Set problem:
Starting with the first line of the data, copy each line unchanged, and stop after the line that contains "favorites-separator (97, 120, 99, 143)".

- - -

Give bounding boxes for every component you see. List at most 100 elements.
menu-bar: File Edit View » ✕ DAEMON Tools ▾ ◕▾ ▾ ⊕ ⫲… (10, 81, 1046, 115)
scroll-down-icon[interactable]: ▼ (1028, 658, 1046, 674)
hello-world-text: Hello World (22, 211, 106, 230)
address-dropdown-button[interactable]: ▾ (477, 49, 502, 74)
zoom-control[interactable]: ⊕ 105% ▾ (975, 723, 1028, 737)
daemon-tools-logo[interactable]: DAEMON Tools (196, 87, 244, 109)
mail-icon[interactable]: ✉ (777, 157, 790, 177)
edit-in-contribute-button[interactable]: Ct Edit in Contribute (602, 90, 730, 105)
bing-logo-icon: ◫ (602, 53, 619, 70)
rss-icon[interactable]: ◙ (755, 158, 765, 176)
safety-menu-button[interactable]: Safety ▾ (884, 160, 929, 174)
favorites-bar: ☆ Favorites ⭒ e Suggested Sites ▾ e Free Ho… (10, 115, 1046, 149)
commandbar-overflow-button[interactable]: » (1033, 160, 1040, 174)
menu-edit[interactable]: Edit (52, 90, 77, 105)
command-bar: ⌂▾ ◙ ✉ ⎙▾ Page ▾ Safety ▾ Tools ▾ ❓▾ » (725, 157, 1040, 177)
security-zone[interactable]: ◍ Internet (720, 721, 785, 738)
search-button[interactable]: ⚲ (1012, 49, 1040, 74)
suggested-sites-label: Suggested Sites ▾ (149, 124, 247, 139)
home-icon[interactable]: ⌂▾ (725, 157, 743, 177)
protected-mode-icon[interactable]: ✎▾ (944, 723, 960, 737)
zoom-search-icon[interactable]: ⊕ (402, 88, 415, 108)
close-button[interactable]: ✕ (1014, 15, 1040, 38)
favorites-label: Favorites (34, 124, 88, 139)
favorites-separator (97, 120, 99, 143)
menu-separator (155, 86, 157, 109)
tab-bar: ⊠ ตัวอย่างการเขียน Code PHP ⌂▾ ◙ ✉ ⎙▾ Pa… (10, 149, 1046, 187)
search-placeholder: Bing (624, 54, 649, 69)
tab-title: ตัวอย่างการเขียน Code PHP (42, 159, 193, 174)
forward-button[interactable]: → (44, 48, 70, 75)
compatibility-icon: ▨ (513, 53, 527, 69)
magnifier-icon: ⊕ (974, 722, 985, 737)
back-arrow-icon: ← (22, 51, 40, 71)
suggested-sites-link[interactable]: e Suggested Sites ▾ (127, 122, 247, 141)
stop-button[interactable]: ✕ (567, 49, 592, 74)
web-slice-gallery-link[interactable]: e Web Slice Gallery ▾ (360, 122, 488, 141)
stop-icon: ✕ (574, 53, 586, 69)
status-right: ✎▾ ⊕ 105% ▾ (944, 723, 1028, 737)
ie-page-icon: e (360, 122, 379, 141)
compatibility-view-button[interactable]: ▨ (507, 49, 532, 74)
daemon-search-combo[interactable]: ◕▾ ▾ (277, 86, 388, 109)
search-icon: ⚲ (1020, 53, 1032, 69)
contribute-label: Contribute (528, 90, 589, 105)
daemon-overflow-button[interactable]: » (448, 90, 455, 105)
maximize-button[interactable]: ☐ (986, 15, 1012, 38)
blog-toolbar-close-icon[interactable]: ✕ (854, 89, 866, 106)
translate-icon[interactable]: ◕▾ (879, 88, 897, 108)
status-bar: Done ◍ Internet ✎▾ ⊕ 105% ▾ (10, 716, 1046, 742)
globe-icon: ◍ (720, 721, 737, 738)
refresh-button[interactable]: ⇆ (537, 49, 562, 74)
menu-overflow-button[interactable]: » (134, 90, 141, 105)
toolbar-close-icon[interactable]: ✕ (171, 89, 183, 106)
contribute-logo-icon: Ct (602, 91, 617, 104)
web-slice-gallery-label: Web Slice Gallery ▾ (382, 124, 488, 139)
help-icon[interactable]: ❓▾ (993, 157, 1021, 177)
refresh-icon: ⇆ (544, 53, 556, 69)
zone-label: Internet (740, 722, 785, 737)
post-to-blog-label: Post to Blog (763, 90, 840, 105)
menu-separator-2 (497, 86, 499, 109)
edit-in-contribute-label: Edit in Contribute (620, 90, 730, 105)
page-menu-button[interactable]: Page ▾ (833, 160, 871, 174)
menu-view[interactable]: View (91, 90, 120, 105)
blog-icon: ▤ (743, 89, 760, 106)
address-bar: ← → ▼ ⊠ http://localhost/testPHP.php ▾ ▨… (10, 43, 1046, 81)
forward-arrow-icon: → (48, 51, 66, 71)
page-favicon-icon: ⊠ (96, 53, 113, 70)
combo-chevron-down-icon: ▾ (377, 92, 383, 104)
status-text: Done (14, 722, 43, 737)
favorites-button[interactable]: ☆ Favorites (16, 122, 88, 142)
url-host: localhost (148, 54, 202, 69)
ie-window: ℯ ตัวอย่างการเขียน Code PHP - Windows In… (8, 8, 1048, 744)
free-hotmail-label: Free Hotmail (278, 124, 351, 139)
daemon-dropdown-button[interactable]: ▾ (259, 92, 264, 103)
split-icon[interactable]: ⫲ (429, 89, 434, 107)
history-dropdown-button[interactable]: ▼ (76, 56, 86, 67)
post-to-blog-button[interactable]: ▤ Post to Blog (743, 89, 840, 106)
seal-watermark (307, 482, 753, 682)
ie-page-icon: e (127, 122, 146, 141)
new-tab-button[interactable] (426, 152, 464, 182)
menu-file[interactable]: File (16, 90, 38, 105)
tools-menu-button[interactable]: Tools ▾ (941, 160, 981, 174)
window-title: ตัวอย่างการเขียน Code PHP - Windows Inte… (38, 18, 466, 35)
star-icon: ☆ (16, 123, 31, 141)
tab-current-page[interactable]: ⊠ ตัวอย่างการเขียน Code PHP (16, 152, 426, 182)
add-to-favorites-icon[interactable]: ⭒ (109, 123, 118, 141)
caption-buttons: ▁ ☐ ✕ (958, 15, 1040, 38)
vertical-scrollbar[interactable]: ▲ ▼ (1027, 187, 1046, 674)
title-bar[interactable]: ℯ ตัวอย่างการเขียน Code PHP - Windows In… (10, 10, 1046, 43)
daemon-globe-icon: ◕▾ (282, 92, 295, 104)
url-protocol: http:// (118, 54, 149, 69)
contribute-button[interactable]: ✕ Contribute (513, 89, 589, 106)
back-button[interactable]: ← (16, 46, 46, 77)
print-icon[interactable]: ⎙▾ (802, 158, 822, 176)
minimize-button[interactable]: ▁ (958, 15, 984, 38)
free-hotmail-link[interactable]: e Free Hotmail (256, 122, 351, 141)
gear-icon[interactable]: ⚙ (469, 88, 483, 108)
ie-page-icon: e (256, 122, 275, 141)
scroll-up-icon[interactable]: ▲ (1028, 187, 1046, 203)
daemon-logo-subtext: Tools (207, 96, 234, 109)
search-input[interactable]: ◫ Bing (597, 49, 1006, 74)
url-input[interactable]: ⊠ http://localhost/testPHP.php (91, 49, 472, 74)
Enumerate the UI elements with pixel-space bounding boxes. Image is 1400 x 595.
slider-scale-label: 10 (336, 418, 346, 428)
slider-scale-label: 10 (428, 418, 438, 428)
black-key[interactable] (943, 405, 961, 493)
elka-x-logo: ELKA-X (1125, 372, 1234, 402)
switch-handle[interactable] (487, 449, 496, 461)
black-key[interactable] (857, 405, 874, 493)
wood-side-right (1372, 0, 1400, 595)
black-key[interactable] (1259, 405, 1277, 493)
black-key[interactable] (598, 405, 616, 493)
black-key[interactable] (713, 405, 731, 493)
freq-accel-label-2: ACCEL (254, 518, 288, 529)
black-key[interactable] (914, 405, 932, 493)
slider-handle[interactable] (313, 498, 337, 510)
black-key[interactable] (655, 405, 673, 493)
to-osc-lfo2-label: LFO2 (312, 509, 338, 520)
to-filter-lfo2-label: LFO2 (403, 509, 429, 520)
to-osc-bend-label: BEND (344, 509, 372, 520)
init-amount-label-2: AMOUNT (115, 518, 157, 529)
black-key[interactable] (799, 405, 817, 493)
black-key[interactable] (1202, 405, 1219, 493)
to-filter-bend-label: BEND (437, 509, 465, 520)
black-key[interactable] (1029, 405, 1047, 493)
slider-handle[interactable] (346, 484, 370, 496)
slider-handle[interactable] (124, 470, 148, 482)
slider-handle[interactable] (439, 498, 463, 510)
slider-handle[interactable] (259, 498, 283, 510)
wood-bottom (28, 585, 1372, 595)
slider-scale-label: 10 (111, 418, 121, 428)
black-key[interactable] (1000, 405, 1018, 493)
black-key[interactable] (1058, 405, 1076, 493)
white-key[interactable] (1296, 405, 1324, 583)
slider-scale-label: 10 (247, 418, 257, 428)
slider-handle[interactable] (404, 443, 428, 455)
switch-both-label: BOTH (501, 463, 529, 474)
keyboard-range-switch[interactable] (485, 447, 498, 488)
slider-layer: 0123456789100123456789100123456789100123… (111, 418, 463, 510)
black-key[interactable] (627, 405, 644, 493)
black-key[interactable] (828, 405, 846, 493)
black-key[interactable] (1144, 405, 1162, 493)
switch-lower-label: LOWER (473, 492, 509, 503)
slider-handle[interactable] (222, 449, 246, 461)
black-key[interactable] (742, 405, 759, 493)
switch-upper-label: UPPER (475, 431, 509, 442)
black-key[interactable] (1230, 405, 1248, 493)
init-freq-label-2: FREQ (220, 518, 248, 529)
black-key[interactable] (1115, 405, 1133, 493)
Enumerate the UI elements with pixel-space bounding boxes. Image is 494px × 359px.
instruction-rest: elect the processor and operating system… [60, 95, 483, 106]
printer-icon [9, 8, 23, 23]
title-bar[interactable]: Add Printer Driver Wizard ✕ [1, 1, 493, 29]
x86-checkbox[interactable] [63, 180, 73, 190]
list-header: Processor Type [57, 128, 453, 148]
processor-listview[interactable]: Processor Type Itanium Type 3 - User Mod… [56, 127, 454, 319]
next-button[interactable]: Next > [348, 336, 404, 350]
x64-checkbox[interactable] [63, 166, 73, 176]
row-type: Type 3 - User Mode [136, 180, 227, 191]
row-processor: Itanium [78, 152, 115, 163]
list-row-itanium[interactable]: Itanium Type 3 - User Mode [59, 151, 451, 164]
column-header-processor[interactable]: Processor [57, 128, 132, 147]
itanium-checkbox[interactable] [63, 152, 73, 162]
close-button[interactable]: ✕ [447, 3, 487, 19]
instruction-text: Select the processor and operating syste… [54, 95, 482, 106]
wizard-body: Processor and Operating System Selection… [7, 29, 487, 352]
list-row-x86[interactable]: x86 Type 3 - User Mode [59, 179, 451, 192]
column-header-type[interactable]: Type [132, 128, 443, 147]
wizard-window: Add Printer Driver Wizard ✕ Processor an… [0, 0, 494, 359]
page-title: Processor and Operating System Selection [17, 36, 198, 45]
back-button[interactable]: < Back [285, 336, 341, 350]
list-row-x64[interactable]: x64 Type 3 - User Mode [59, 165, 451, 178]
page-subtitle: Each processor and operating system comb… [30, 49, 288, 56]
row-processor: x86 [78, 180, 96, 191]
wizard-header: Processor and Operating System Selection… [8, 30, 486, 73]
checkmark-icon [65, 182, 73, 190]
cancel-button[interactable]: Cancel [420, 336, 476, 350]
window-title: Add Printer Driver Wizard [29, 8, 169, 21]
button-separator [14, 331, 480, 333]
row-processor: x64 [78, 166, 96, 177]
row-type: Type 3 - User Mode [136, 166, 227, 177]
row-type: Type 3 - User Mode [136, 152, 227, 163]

- - -

Answer to this exercise:
Give bounding boxes for every component you see. List at most 100 elements.
menu-bar: File Edit View » ✕ DAEMON Tools ▾ ◕▾ ▾ ⊕ ⫲… (10, 81, 1046, 115)
scroll-down-icon[interactable]: ▼ (1028, 658, 1046, 674)
hello-world-text: Hello World (22, 211, 106, 230)
address-dropdown-button[interactable]: ▾ (477, 49, 502, 74)
zoom-control[interactable]: ⊕ 105% ▾ (975, 723, 1028, 737)
daemon-tools-logo[interactable]: DAEMON Tools (196, 87, 244, 109)
mail-icon[interactable]: ✉ (777, 157, 790, 177)
edit-in-contribute-button[interactable]: Ct Edit in Contribute (602, 90, 730, 105)
bing-logo-icon: ◫ (602, 53, 619, 70)
rss-icon[interactable]: ◙ (755, 158, 765, 176)
safety-menu-button[interactable]: Safety ▾ (884, 160, 929, 174)
favorites-bar: ☆ Favorites ⭒ e Suggested Sites ▾ e Free Ho… (10, 115, 1046, 149)
commandbar-overflow-button[interactable]: » (1033, 160, 1040, 174)
menu-edit[interactable]: Edit (52, 90, 77, 105)
command-bar: ⌂▾ ◙ ✉ ⎙▾ Page ▾ Safety ▾ Tools ▾ ❓▾ » (725, 157, 1040, 177)
security-zone[interactable]: ◍ Internet (720, 721, 785, 738)
search-button[interactable]: ⚲ (1012, 49, 1040, 74)
suggested-sites-label: Suggested Sites ▾ (149, 124, 247, 139)
home-icon[interactable]: ⌂▾ (725, 157, 743, 177)
protected-mode-icon[interactable]: ✎▾ (944, 723, 960, 737)
zoom-search-icon[interactable]: ⊕ (402, 88, 415, 108)
close-button[interactable]: ✕ (1014, 15, 1040, 38)
favorites-label: Favorites (34, 124, 88, 139)
favorites-separator (97, 120, 99, 143)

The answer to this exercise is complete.